Report only how many lines of the entries below contain the string "label".

** Start of Dataset excerpts **

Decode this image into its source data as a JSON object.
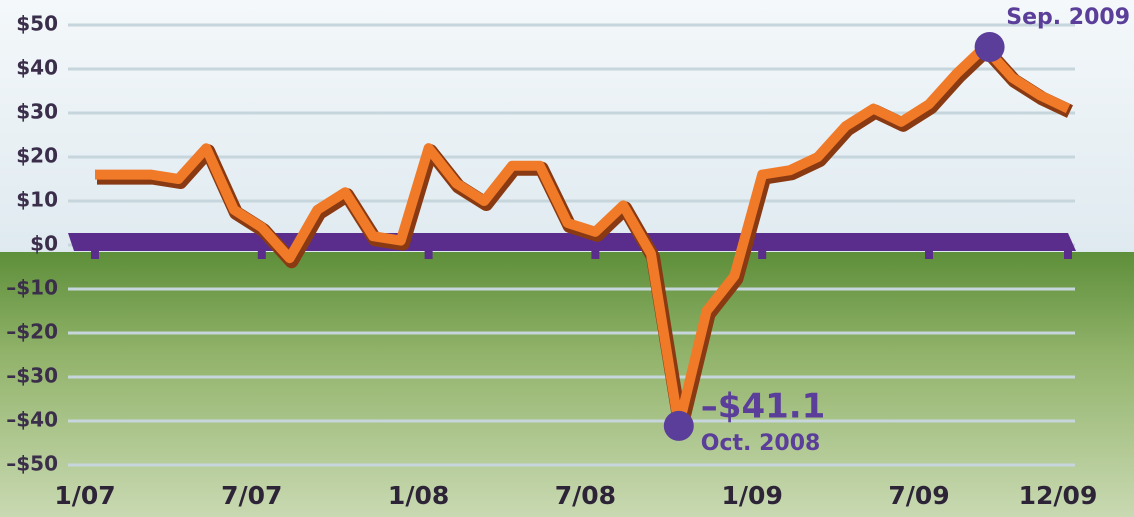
{
  "chart_data": {
    "type": "line",
    "categories": [
      "1/07",
      null,
      null,
      null,
      null,
      null,
      "7/07",
      null,
      null,
      null,
      null,
      null,
      "1/08",
      null,
      null,
      null,
      null,
      null,
      "7/08",
      null,
      null,
      null,
      null,
      null,
      "1/09",
      null,
      null,
      null,
      null,
      null,
      "7/09",
      null,
      null,
      null,
      null,
      "12/09"
    ],
    "series": [
      {
        "color": "#f07a28",
        "values": [
          16,
          16,
          16,
          15,
          22,
          8,
          4,
          -3,
          8,
          12,
          2,
          1,
          22,
          14,
          10,
          18,
          18,
          5,
          3,
          9,
          -2,
          -41.1,
          -15,
          -7,
          16,
          17,
          20,
          27,
          31,
          28,
          32,
          39,
          45,
          38,
          34,
          31
        ]
      }
    ],
    "ylim": [
      -50,
      50
    ],
    "yticks": [
      {
        "value": -50,
        "label": "–$50"
      },
      {
        "value": -40,
        "label": "–$40"
      },
      {
        "value": -30,
        "label": "–$30"
      },
      {
        "value": -20,
        "label": "–$20"
      },
      {
        "value": -10,
        "label": "–$10"
      },
      {
        "value": 0,
        "label": "$0"
      },
      {
        "value": 10,
        "label": "$10"
      },
      {
        "value": 20,
        "label": "$20"
      },
      {
        "value": 30,
        "label": "$30"
      },
      {
        "value": 40,
        "label": "$40"
      },
      {
        "value": 50,
        "label": "$50"
      }
    ],
    "grid": true,
    "annotations": [
      {
        "value": -41.1,
        "label": "–$41.1",
        "date": "Oct. 2008"
      },
      {
        "date": "Sep. 2009"
      }
    ]
  }
}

** End of Dataset excerpts **

## Answer to the exercise
12